> _Objective_:
Counting with case taken into account, how many lines in the rows below contain the string "compass"? Give only the number.

> _Rows from a layout dataset_:
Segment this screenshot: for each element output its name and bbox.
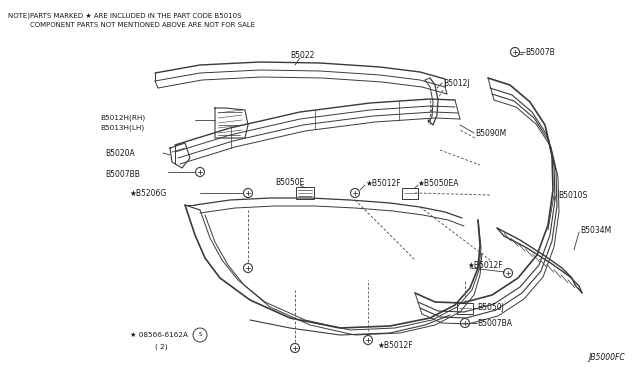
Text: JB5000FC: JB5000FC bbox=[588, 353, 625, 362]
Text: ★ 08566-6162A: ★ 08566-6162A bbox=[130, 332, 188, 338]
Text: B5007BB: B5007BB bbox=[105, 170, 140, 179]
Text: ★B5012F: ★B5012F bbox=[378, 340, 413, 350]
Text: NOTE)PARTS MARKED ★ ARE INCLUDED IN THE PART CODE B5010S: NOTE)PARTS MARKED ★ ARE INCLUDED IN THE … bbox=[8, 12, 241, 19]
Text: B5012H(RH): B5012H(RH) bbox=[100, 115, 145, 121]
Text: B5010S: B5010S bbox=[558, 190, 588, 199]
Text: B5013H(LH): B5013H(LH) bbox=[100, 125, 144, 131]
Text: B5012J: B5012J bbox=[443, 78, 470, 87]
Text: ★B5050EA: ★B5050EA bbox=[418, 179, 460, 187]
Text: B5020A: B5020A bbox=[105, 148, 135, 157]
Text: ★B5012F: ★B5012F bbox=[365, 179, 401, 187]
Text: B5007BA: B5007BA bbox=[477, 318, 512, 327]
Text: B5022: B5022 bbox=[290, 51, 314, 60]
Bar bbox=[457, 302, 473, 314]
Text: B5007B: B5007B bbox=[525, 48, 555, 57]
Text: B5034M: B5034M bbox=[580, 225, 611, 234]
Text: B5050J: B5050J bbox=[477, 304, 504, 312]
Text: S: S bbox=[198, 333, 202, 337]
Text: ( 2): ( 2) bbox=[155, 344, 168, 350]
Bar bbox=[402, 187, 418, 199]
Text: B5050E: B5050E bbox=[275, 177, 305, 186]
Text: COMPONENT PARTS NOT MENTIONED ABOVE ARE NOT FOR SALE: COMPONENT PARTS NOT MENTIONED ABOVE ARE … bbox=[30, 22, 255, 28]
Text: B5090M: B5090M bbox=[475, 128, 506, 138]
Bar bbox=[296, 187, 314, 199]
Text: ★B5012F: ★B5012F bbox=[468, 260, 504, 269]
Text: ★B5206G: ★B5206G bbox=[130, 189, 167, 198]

--

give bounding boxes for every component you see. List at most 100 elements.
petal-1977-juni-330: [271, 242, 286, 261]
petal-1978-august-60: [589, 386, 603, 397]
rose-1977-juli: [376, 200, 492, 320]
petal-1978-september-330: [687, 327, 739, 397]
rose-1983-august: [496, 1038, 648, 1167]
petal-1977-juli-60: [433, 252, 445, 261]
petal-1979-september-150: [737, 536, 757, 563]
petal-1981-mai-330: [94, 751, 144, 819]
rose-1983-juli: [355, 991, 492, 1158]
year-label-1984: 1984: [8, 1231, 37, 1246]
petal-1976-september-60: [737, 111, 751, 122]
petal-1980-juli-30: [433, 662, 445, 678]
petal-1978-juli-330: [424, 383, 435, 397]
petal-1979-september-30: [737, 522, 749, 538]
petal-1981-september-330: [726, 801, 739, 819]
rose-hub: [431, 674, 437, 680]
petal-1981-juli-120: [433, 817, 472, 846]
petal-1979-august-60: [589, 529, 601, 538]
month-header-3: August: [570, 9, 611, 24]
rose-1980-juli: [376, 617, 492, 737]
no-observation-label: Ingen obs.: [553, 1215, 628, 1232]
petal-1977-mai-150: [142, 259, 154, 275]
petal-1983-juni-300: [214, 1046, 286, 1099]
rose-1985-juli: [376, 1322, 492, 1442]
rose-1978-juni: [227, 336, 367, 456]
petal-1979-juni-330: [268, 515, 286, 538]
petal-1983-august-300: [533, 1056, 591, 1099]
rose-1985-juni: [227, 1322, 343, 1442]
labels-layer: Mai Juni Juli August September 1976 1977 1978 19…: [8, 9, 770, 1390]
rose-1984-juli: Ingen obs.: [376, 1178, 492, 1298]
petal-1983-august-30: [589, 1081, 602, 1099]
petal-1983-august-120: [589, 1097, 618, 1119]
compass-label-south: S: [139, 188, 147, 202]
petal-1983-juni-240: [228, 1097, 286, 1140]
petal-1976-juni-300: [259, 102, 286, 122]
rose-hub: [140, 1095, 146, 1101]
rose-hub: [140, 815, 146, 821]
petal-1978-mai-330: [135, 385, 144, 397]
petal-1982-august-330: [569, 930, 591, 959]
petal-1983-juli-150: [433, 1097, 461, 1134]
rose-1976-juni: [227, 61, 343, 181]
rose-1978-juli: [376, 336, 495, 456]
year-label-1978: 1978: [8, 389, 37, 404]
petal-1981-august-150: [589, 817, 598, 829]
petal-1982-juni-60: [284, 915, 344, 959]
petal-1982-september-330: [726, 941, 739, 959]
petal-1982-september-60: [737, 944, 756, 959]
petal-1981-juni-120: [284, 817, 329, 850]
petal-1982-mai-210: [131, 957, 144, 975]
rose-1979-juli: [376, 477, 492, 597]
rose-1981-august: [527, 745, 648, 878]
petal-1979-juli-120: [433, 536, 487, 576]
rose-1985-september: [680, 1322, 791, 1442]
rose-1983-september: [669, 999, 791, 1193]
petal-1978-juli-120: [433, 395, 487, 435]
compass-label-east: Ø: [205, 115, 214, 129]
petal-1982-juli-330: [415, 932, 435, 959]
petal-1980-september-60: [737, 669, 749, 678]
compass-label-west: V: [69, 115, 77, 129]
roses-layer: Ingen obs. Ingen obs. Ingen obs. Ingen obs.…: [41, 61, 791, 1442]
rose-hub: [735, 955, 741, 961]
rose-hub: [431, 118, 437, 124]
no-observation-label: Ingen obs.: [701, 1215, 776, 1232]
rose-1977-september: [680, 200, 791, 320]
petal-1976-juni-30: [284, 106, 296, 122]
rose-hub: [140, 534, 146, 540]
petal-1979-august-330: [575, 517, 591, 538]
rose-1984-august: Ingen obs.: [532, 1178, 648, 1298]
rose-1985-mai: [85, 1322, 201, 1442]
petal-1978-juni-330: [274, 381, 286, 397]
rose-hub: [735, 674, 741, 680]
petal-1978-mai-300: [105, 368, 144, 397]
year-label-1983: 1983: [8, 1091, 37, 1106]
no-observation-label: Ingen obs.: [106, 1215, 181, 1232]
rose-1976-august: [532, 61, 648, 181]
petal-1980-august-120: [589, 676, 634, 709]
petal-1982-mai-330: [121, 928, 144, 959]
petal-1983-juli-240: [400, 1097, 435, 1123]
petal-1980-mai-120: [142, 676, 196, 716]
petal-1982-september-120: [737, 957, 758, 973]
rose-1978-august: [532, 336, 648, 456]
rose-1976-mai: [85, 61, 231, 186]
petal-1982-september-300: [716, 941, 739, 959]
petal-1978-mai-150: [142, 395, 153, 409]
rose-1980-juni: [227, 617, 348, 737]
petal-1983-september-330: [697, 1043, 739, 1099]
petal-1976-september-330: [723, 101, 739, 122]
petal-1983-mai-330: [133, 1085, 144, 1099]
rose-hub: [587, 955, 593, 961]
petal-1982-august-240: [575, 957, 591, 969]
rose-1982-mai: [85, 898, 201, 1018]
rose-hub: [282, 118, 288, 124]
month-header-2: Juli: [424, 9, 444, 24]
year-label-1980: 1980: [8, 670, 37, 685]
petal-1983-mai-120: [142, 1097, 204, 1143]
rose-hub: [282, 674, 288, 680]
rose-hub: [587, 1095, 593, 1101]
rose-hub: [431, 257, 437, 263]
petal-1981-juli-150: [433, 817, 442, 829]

--

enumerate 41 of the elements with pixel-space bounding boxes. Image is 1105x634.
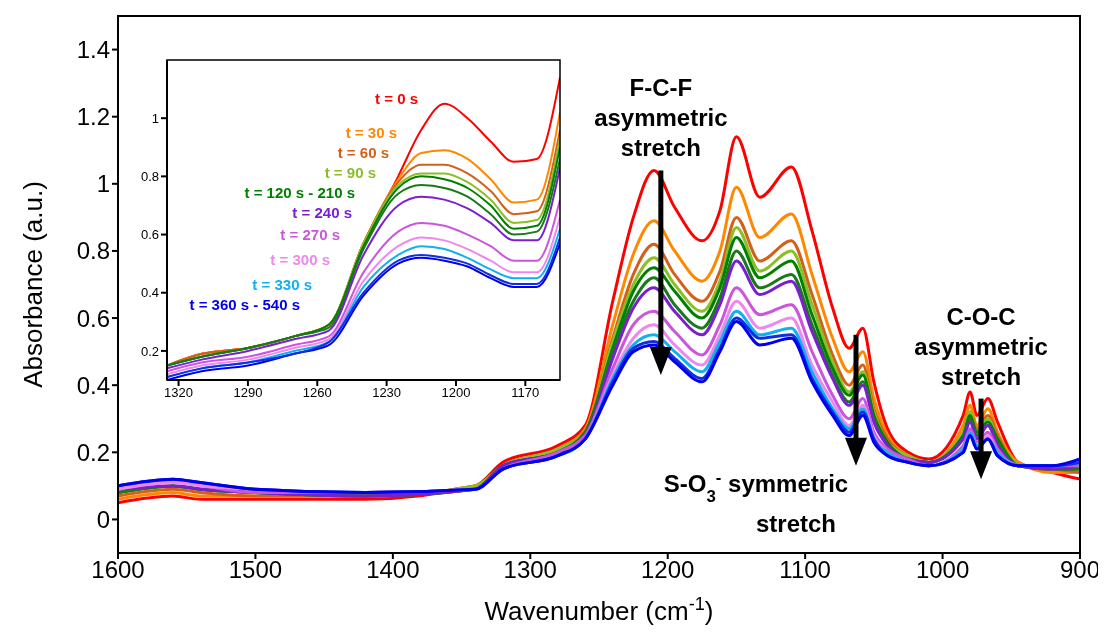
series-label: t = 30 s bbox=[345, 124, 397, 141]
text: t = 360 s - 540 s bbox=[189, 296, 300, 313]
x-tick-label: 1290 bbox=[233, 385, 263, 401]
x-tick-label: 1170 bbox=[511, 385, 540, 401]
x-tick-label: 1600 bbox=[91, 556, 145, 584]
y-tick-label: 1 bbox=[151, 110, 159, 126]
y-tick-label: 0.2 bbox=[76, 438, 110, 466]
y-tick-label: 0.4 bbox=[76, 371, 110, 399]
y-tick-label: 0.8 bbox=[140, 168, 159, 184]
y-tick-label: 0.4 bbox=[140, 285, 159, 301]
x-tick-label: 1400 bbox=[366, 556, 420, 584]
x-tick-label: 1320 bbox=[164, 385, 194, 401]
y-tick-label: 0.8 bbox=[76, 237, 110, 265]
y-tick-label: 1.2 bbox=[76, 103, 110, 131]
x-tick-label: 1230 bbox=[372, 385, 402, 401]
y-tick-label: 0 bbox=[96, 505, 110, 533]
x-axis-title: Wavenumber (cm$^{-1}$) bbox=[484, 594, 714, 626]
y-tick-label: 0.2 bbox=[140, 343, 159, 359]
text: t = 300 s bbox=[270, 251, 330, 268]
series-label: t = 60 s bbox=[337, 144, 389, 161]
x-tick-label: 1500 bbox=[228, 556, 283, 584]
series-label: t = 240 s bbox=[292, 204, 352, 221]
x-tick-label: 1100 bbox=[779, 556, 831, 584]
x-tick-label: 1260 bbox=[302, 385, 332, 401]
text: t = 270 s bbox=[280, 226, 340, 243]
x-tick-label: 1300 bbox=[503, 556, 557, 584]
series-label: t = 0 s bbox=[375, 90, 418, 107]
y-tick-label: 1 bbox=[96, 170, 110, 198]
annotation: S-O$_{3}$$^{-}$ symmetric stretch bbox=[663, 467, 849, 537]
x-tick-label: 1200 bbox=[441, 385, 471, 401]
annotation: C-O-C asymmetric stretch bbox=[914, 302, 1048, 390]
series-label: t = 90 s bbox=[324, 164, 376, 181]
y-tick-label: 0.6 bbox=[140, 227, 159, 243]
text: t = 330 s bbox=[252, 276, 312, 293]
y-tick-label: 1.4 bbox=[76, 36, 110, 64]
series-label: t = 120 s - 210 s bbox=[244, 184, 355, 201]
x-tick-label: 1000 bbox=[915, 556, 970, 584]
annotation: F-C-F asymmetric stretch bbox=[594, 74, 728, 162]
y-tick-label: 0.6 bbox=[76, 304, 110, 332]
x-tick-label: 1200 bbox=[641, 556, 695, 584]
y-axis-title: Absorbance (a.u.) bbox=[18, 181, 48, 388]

> _Exercise solution_:
3